Count the lines in the entries that contain "document". Say the number and nothing more.

*** Material shown

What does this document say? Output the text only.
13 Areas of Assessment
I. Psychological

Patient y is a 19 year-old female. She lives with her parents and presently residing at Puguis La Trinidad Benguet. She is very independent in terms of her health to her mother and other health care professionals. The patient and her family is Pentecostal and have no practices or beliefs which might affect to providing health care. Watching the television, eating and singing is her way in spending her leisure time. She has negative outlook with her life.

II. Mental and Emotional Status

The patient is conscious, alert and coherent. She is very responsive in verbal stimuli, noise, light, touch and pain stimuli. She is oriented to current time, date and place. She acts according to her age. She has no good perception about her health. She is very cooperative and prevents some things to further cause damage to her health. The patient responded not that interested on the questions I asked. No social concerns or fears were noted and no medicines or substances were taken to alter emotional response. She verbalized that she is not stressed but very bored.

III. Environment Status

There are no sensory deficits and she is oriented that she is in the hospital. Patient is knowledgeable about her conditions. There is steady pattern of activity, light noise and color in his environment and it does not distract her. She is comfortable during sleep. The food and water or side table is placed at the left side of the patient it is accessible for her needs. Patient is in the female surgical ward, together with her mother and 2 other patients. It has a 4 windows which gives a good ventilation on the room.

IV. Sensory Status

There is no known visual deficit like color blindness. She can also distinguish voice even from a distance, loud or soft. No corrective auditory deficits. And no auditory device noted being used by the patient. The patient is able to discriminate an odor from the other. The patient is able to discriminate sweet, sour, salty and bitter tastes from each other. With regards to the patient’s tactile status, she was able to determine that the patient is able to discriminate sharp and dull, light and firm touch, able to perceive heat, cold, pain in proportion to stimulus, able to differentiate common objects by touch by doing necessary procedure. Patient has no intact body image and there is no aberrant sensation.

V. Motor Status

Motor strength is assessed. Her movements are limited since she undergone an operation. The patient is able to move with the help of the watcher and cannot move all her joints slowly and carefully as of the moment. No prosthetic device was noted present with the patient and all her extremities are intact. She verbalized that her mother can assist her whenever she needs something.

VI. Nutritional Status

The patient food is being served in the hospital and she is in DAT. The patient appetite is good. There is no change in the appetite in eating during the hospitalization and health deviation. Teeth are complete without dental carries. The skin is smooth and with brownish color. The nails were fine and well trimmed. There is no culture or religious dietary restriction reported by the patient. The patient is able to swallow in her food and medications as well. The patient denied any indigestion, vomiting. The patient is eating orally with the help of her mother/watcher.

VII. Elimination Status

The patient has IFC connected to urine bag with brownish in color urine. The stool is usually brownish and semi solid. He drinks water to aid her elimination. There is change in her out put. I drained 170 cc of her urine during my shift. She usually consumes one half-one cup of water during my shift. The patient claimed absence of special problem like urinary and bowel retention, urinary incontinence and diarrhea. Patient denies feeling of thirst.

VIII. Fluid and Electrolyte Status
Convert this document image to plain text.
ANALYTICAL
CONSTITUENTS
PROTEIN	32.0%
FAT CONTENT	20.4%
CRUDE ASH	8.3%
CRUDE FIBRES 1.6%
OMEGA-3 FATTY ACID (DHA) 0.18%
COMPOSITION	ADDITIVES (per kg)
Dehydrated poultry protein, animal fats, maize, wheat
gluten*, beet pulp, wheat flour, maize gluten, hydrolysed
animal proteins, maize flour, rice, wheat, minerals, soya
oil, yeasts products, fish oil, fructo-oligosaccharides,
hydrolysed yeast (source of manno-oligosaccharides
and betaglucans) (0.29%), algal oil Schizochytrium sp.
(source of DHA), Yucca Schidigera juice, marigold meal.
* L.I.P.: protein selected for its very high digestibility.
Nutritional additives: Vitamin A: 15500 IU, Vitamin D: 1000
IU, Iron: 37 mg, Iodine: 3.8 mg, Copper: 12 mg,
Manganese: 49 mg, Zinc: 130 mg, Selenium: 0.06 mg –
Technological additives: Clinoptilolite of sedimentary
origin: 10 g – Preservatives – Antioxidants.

******

→ Answer section
2